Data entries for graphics
/---
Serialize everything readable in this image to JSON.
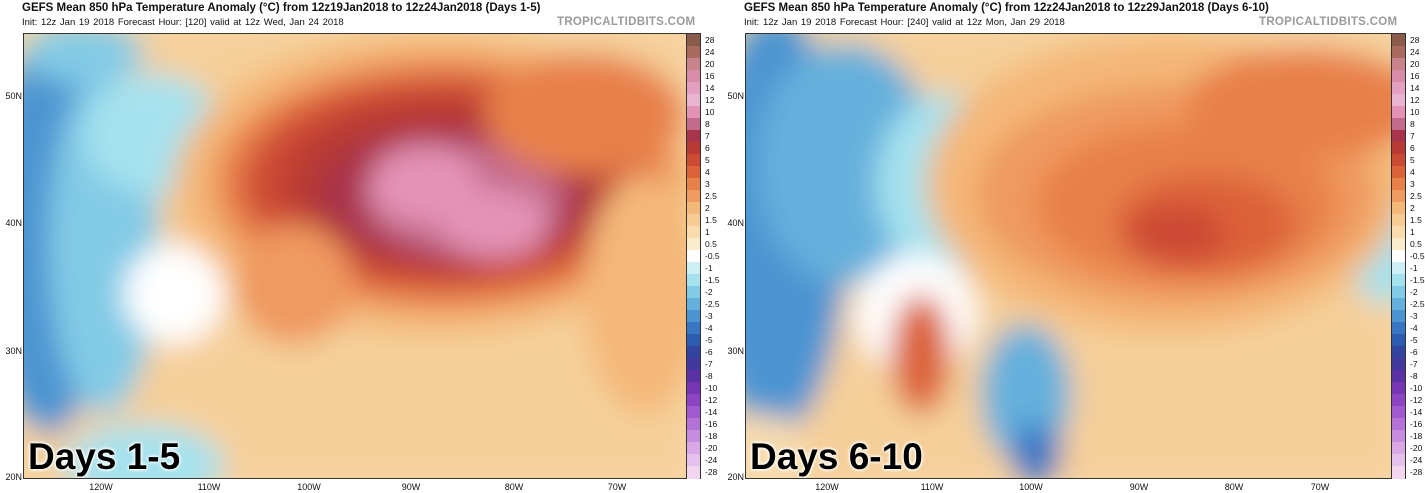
{
  "scale": {
    "labels": [
      "28",
      "24",
      "20",
      "16",
      "14",
      "12",
      "10",
      "8",
      "7",
      "6",
      "5",
      "4",
      "3",
      "2.5",
      "2",
      "1.5",
      "1",
      "0.5",
      "-0.5",
      "-1",
      "-1.5",
      "-2",
      "-2.5",
      "-3",
      "-4",
      "-5",
      "-6",
      "-7",
      "-8",
      "-10",
      "-12",
      "-14",
      "-16",
      "-18",
      "-20",
      "-24",
      "-28"
    ],
    "colors": [
      "#8a5a4a",
      "#a86a5e",
      "#c8828a",
      "#d98ca8",
      "#e3a0c0",
      "#e9b4cf",
      "#e493b6",
      "#c46a8a",
      "#a8334a",
      "#b83a32",
      "#cc4a34",
      "#dc6238",
      "#e8804a",
      "#ef9a5e",
      "#f4b878",
      "#f6cc94",
      "#f8dcae",
      "#faecca",
      "#ffffff",
      "#cdeef4",
      "#a6e2ee",
      "#82cbe6",
      "#64b0dc",
      "#4c94d2",
      "#3876c4",
      "#2c5cb0",
      "#33449e",
      "#43389e",
      "#5a32a6",
      "#7636b4",
      "#8c44c2",
      "#a258ce",
      "#b472d8",
      "#c68ce0",
      "#d8a8e6",
      "#e6c0ec",
      "#f2d6f0"
    ]
  },
  "panels": [
    {
      "title": "GEFS Mean 850 hPa Temperature Anomaly (°C) from 12z19Jan2018 to 12z24Jan2018 (Days 1-5)",
      "subtitle": "Init: 12z Jan 19 2018   Forecast Hour: [120]   valid at 12z Wed, Jan 24 2018",
      "brand": "TROPICALTIDBITS.COM",
      "days_label": "Days 1-5",
      "lat_labels": [
        "50N",
        "40N",
        "30N",
        "20N"
      ],
      "lon_labels": [
        "120W",
        "110W",
        "100W",
        "90W",
        "80W",
        "70W"
      ],
      "lat_pos": [
        0.145,
        0.43,
        0.72,
        1.0
      ],
      "lon_pos": [
        0.118,
        0.28,
        0.445,
        0.605,
        0.765,
        0.905
      ],
      "anomaly": "warm-east"
    },
    {
      "title": "GEFS Mean 850 hPa Temperature Anomaly (°C) from 12z24Jan2018 to 12z29Jan2018 (Days 6-10)",
      "subtitle": "Init: 12z Jan 19 2018   Forecast Hour: [240]   valid at 12z Mon, Jan 29 2018",
      "brand": "TROPICALTIDBITS.COM",
      "days_label": "Days 6-10",
      "lat_labels": [
        "50N",
        "40N",
        "30N",
        "20N"
      ],
      "lon_labels": [
        "120W",
        "110W",
        "100W",
        "90W",
        "80W",
        "70W"
      ],
      "lat_pos": [
        0.145,
        0.43,
        0.72,
        1.0
      ],
      "lon_pos": [
        0.118,
        0.28,
        0.445,
        0.605,
        0.765,
        0.905
      ],
      "anomaly": "mild-east"
    }
  ]
}
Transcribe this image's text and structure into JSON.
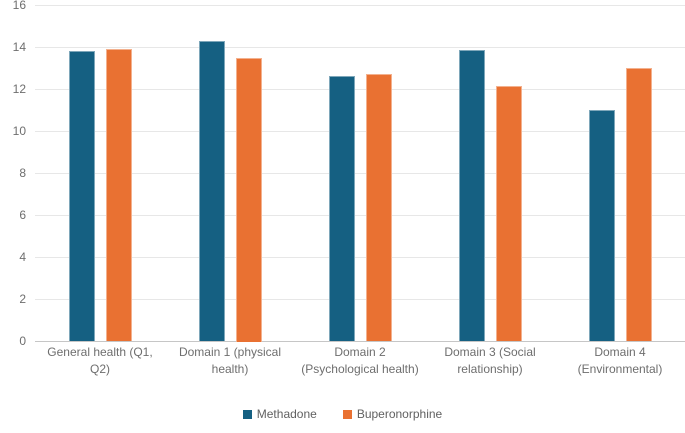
{
  "chart_data": {
    "type": "bar",
    "title": "",
    "xlabel": "",
    "ylabel": "",
    "categories": [
      "General health (Q1, Q2)",
      "Domain 1 (physical health)",
      "Domain 2 (Psychological health)",
      "Domain 3 (Social relationship)",
      "Domain 4 (Environmental)"
    ],
    "series": [
      {
        "name": "Methadone",
        "color": "#156082",
        "values": [
          13.8,
          14.3,
          12.6,
          13.85,
          11.0
        ]
      },
      {
        "name": "Buperonorphine",
        "color": "#E97132",
        "values": [
          13.9,
          13.5,
          12.7,
          12.15,
          13.0
        ]
      }
    ],
    "ylim": [
      0,
      16
    ],
    "yticks": [
      0,
      2,
      4,
      6,
      8,
      10,
      12,
      14,
      16
    ],
    "grid": true,
    "legend_position": "bottom"
  },
  "colors": {
    "gridline": "#e7e7e7",
    "axis_line": "#c6c6c6",
    "tick_text": "#6e6e6e",
    "legend_text": "#616161"
  }
}
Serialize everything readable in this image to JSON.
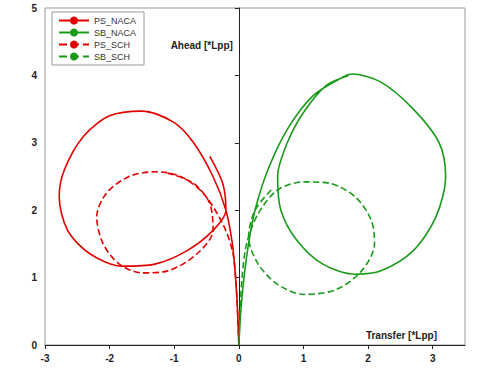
{
  "chart_data": {
    "type": "line",
    "x_label": "Transfer [*Lpp]",
    "y_label": "Ahead [*Lpp]",
    "xlim": [
      -3,
      3.5
    ],
    "ylim": [
      0,
      5
    ],
    "xticks": [
      -3,
      -2,
      -1,
      0,
      1,
      2,
      3
    ],
    "yticks": [
      0,
      1,
      2,
      3,
      4,
      5
    ],
    "grid": false,
    "legend": "upper left",
    "series": [
      {
        "name": "PS_NACA",
        "color": "#e00000",
        "line_style": "solid",
        "x": [
          0,
          -0.02,
          -0.05,
          -0.1,
          -0.2,
          -0.4,
          -0.7,
          -1.0,
          -1.5,
          -2.0,
          -2.4,
          -2.7,
          -2.78,
          -2.65,
          -2.3,
          -1.8,
          -1.3,
          -0.8,
          -0.4,
          -0.2,
          -0.25,
          -0.45
        ],
        "values": [
          0,
          0.5,
          1.0,
          1.5,
          2.0,
          2.5,
          3.0,
          3.3,
          3.47,
          3.4,
          3.1,
          2.6,
          2.2,
          1.7,
          1.35,
          1.17,
          1.2,
          1.4,
          1.7,
          2.0,
          2.4,
          2.8
        ]
      },
      {
        "name": "SB_NACA",
        "color": "#1a9a1a",
        "line_style": "solid",
        "x": [
          0,
          0.03,
          0.08,
          0.15,
          0.25,
          0.45,
          0.75,
          1.15,
          1.6,
          1.75,
          2.2,
          2.7,
          3.1,
          3.2,
          3.05,
          2.7,
          2.2,
          1.8,
          1.3,
          0.9,
          0.65,
          0.6,
          0.75,
          1.0,
          1.35,
          1.7
        ],
        "values": [
          0,
          0.5,
          1.0,
          1.5,
          2.0,
          2.6,
          3.2,
          3.7,
          3.97,
          4.02,
          3.9,
          3.5,
          3.0,
          2.5,
          1.9,
          1.4,
          1.1,
          1.05,
          1.2,
          1.55,
          2.0,
          2.5,
          3.0,
          3.45,
          3.85,
          4.0
        ]
      },
      {
        "name": "PS_SCH",
        "color": "#e00000",
        "line_style": "dashed",
        "x": [
          0,
          -0.02,
          -0.05,
          -0.1,
          -0.25,
          -0.55,
          -0.9,
          -1.3,
          -1.7,
          -2.05,
          -2.2,
          -2.1,
          -1.85,
          -1.5,
          -1.1,
          -0.65,
          -0.4,
          -0.45,
          -0.7,
          -1.1
        ],
        "values": [
          0,
          0.5,
          1.0,
          1.4,
          1.8,
          2.25,
          2.5,
          2.57,
          2.5,
          2.25,
          1.9,
          1.5,
          1.2,
          1.07,
          1.1,
          1.35,
          1.7,
          2.1,
          2.4,
          2.55
        ]
      },
      {
        "name": "SB_SCH",
        "color": "#1a9a1a",
        "line_style": "dashed",
        "x": [
          0,
          0.02,
          0.05,
          0.12,
          0.3,
          0.6,
          1.0,
          1.4,
          1.8,
          2.05,
          2.1,
          1.9,
          1.5,
          1.0,
          0.6,
          0.3,
          0.15,
          0.25,
          0.5
        ],
        "values": [
          0,
          0.5,
          1.0,
          1.5,
          1.95,
          2.3,
          2.42,
          2.4,
          2.2,
          1.85,
          1.5,
          1.1,
          0.82,
          0.75,
          0.9,
          1.2,
          1.6,
          2.0,
          2.3
        ]
      }
    ]
  }
}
\---
*Task instructions*
Set every line down exactly as written, leaving each picture out.

*Answer in full*
Serialize everything readable in this image to JSON.
{
  "scale": {
    "labels": [
      "28",
      "24",
      "20",
      "16",
      "14",
      "12",
      "10",
      "8",
      "7",
      "6",
      "5",
      "4",
      "3",
      "2.5",
      "2",
      "1.5",
      "1",
      "0.5",
      "-0.5",
      "-1",
      "-1.5",
      "-2",
      "-2.5",
      "-3",
      "-4",
      "-5",
      "-6",
      "-7",
      "-8",
      "-10",
      "-12",
      "-14",
      "-16",
      "-18",
      "-20",
      "-24",
      "-28"
    ],
    "colors": [
      "#8a5a4a",
      "#a86a5e",
      "#c8828a",
      "#d98ca8",
      "#e3a0c0",
      "#e9b4cf",
      "#e493b6",
      "#c46a8a",
      "#a8334a",
      "#b83a32",
      "#cc4a34",
      "#dc6238",
      "#e8804a",
      "#ef9a5e",
      "#f4b878",
      "#f6cc94",
      "#f8dcae",
      "#faecca",
      "#ffffff",
      "#cdeef4",
      "#a6e2ee",
      "#82cbe6",
      "#64b0dc",
      "#4c94d2",
      "#3876c4",
      "#2c5cb0",
      "#33449e",
      "#43389e",
      "#5a32a6",
      "#7636b4",
      "#8c44c2",
      "#a258ce",
      "#b472d8",
      "#c68ce0",
      "#d8a8e6",
      "#e6c0ec",
      "#f2d6f0"
    ]
  },
  "panels": [
    {
      "title": "GEFS Mean 850 hPa Temperature Anomaly (°C) from 12z19Jan2018 to 12z24Jan2018 (Days 1-5)",
      "subtitle": "Init: 12z Jan 19 2018   Forecast Hour: [120]   valid at 12z Wed, Jan 24 2018",
      "brand": "TROPICALTIDBITS.COM",
      "days_label": "Days 1-5",
      "lat_labels": [
        "50N",
        "40N",
        "30N",
        "20N"
      ],
      "lon_labels": [
        "120W",
        "110W",
        "100W",
        "90W",
        "80W",
        "70W"
      ],
      "lat_pos": [
        0.145,
        0.43,
        0.72,
        1.0
      ],
      "lon_pos": [
        0.118,
        0.28,
        0.445,
        0.605,
        0.765,
        0.905
      ],
      "anomaly": "warm-east"
    },
    {
      "title": "GEFS Mean 850 hPa Temperature Anomaly (°C) from 12z24Jan2018 to 12z29Jan2018 (Days 6-10)",
      "subtitle": "Init: 12z Jan 19 2018   Forecast Hour: [240]   valid at 12z Mon, Jan 29 2018",
      "brand": "TROPICALTIDBITS.COM",
      "days_label": "Days 6-10",
      "lat_labels": [
        "50N",
        "40N",
        "30N",
        "20N"
      ],
      "lon_labels": [
        "120W",
        "110W",
        "100W",
        "90W",
        "80W",
        "70W"
      ],
      "lat_pos": [
        0.145,
        0.43,
        0.72,
        1.0
      ],
      "lon_pos": [
        0.118,
        0.28,
        0.445,
        0.605,
        0.765,
        0.905
      ],
      "anomaly": "mild-east"
    }
  ]
}
Transcribe this image's text and structure into JSON.
{
  "chart_data": {
    "type": "bar",
    "title": "",
    "xlabel": "",
    "ylabel": "",
    "categories": [
      "General health (Q1, Q2)",
      "Domain 1 (physical health)",
      "Domain 2 (Psychological health)",
      "Domain 3 (Social relationship)",
      "Domain 4 (Environmental)"
    ],
    "series": [
      {
        "name": "Methadone",
        "color": "#156082",
        "values": [
          13.8,
          14.3,
          12.6,
          13.85,
          11.0
        ]
      },
      {
        "name": "Buperonorphine",
        "color": "#E97132",
        "values": [
          13.9,
          13.5,
          12.7,
          12.15,
          13.0
        ]
      }
    ],
    "ylim": [
      0,
      16
    ],
    "yticks": [
      0,
      2,
      4,
      6,
      8,
      10,
      12,
      14,
      16
    ],
    "grid": true,
    "legend_position": "bottom"
  },
  "colors": {
    "gridline": "#e7e7e7",
    "axis_line": "#c6c6c6",
    "tick_text": "#6e6e6e",
    "legend_text": "#616161"
  }
}
Serialize everything readable in this image to JSON.
{
  "chart_data": {
    "type": "line",
    "x_label": "Transfer [*Lpp]",
    "y_label": "Ahead [*Lpp]",
    "xlim": [
      -3,
      3.5
    ],
    "ylim": [
      0,
      5
    ],
    "xticks": [
      -3,
      -2,
      -1,
      0,
      1,
      2,
      3
    ],
    "yticks": [
      0,
      1,
      2,
      3,
      4,
      5
    ],
    "grid": false,
    "legend": "upper left",
    "series": [
      {
        "name": "PS_NACA",
        "color": "#e00000",
        "line_style": "solid",
        "x": [
          0,
          -0.02,
          -0.05,
          -0.1,
          -0.2,
          -0.4,
          -0.7,
          -1.0,
          -1.5,
          -2.0,
          -2.4,
          -2.7,
          -2.78,
          -2.65,
          -2.3,
          -1.8,
          -1.3,
          -0.8,
          -0.4,
          -0.2,
          -0.25,
          -0.45
        ],
        "values": [
          0,
          0.5,
          1.0,
          1.5,
          2.0,
          2.5,
          3.0,
          3.3,
          3.47,
          3.4,
          3.1,
          2.6,
          2.2,
          1.7,
          1.35,
          1.17,
          1.2,
          1.4,
          1.7,
          2.0,
          2.4,
          2.8
        ]
      },
      {
        "name": "SB_NACA",
        "color": "#1a9a1a",
        "line_style": "solid",
        "x": [
          0,
          0.03,
          0.08,
          0.15,
          0.25,
          0.45,
          0.75,
          1.15,
          1.6,
          1.75,
          2.2,
          2.7,
          3.1,
          3.2,
          3.05,
          2.7,
          2.2,
          1.8,
          1.3,
          0.9,
          0.65,
          0.6,
          0.75,
          1.0,
          1.35,
          1.7
        ],
        "values": [
          0,
          0.5,
          1.0,
          1.5,
          2.0,
          2.6,
          3.2,
          3.7,
          3.97,
          4.02,
          3.9,
          3.5,
          3.0,
          2.5,
          1.9,
          1.4,
          1.1,
          1.05,
          1.2,
          1.55,
          2.0,
          2.5,
          3.0,
          3.45,
          3.85,
          4.0
        ]
      },
      {
        "name": "PS_SCH",
        "color": "#e00000",
        "line_style": "dashed",
        "x": [
          0,
          -0.02,
          -0.05,
          -0.1,
          -0.25,
          -0.55,
          -0.9,
          -1.3,
          -1.7,
          -2.05,
          -2.2,
          -2.1,
          -1.85,
          -1.5,
          -1.1,
          -0.65,
          -0.4,
          -0.45,
          -0.7,
          -1.1
        ],
        "values": [
          0,
          0.5,
          1.0,
          1.4,
          1.8,
          2.25,
          2.5,
          2.57,
          2.5,
          2.25,
          1.9,
          1.5,
          1.2,
          1.07,
          1.1,
          1.35,
          1.7,
          2.1,
          2.4,
          2.55
        ]
      },
      {
        "name": "SB_SCH",
        "color": "#1a9a1a",
        "line_style": "dashed",
        "x": [
          0,
          0.02,
          0.05,
          0.12,
          0.3,
          0.6,
          1.0,
          1.4,
          1.8,
          2.05,
          2.1,
          1.9,
          1.5,
          1.0,
          0.6,
          0.3,
          0.15,
          0.25,
          0.5
        ],
        "values": [
          0,
          0.5,
          1.0,
          1.5,
          1.95,
          2.3,
          2.42,
          2.4,
          2.2,
          1.85,
          1.5,
          1.1,
          0.82,
          0.75,
          0.9,
          1.2,
          1.6,
          2.0,
          2.3
        ]
      }
    ]
  }
}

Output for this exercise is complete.